** START Information given **

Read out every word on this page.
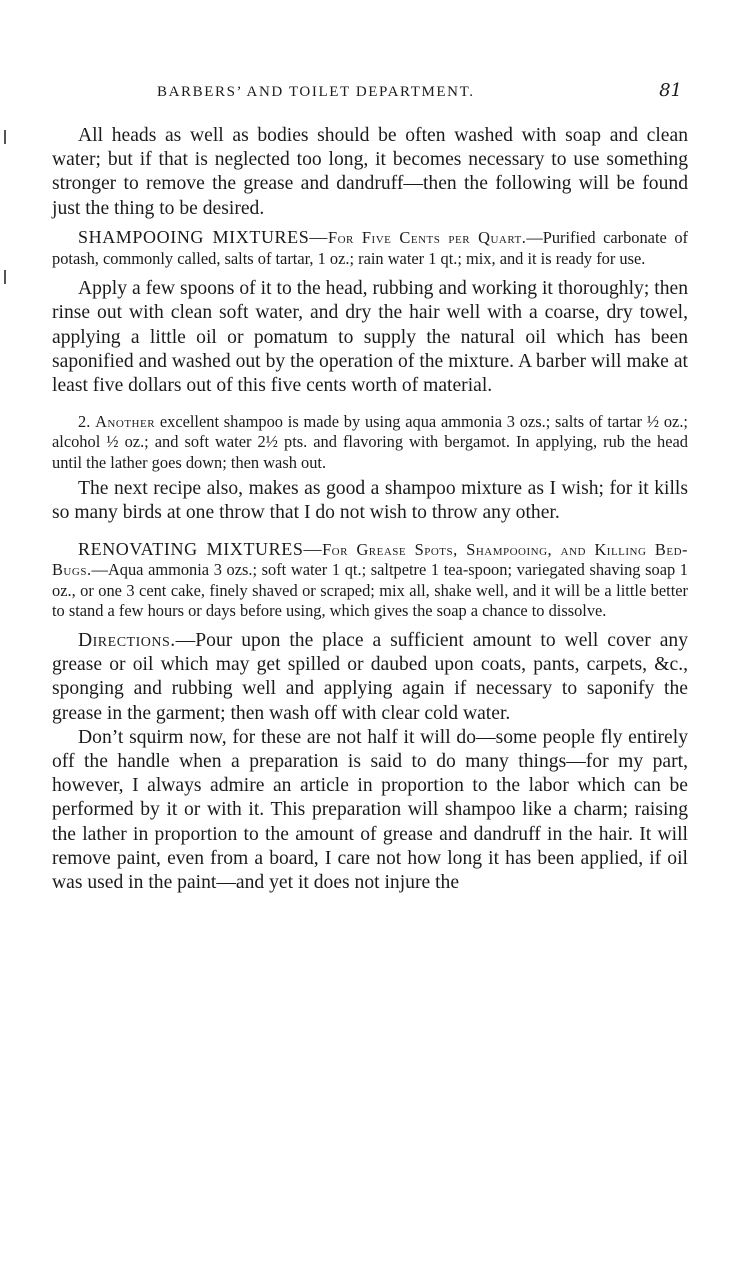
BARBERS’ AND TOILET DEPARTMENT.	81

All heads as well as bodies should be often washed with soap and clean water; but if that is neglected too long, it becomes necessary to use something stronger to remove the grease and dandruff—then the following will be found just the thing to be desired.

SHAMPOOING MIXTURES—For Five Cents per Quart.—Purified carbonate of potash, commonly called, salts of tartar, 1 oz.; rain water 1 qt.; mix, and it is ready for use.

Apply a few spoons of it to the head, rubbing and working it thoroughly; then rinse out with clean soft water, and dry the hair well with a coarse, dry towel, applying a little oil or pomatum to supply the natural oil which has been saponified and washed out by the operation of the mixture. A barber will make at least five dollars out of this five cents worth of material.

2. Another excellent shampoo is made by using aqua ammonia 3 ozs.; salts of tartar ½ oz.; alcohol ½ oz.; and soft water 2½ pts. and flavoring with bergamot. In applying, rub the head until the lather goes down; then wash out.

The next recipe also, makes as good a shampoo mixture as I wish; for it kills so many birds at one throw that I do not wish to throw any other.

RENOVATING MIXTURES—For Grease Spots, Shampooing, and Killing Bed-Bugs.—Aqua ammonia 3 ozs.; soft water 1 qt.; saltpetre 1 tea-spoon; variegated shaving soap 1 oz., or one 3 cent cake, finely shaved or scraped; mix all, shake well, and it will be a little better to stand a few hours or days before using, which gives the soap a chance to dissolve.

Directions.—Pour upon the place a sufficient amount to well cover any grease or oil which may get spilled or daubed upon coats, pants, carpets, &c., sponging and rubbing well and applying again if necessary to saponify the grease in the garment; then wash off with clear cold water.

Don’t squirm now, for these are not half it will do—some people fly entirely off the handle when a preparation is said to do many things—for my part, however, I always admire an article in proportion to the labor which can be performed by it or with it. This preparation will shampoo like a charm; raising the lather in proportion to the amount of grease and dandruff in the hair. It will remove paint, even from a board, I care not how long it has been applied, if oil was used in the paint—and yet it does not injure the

** END Information given **

Required task >> Repeat the material above word for word and skip every image in it.

Response to the exercise >>
Read out every word on this page.
BARBERS’ AND TOILET DEPARTMENT.	81

All heads as well as bodies should be often washed with soap and clean water; but if that is neglected too long, it becomes necessary to use something stronger to remove the grease and dandruff—then the following will be found just the thing to be desired.

SHAMPOOING MIXTURES—For Five Cents per Quart.—Purified carbonate of potash, commonly called, salts of tartar, 1 oz.; rain water 1 qt.; mix, and it is ready for use.

Apply a few spoons of it to the head, rubbing and working it thoroughly; then rinse out with clean soft water, and dry the hair well with a coarse, dry towel, applying a little oil or pomatum to supply the natural oil which has been saponified and washed out by the operation of the mixture. A barber will make at least five dollars out of this five cents worth of material.

2. Another excellent shampoo is made by using aqua ammonia 3 ozs.; salts of tartar ½ oz.; alcohol ½ oz.; and soft water 2½ pts. and flavoring with bergamot. In applying, rub the head until the lather goes down; then wash out.

The next recipe also, makes as good a shampoo mixture as I wish; for it kills so many birds at one throw that I do not wish to throw any other.

RENOVATING MIXTURES—For Grease Spots, Shampooing, and Killing Bed-Bugs.—Aqua ammonia 3 ozs.; soft water 1 qt.; saltpetre 1 tea-spoon; variegated shaving soap 1 oz., or one 3 cent cake, finely shaved or scraped; mix all, shake well, and it will be a little better to stand a few hours or days before using, which gives the soap a chance to dissolve.

Directions.—Pour upon the place a sufficient amount to well cover any grease or oil which may get spilled or daubed upon coats, pants, carpets, &c., sponging and rubbing well and applying again if necessary to saponify the grease in the garment; then wash off with clear cold water.

Don’t squirm now, for these are not half it will do—some people fly entirely off the handle when a preparation is said to do many things—for my part, however, I always admire an article in proportion to the labor which can be performed by it or with it. This preparation will shampoo like a charm; raising the lather in proportion to the amount of grease and dandruff in the hair. It will remove paint, even from a board, I care not how long it has been applied, if oil was used in the paint—and yet it does not injure the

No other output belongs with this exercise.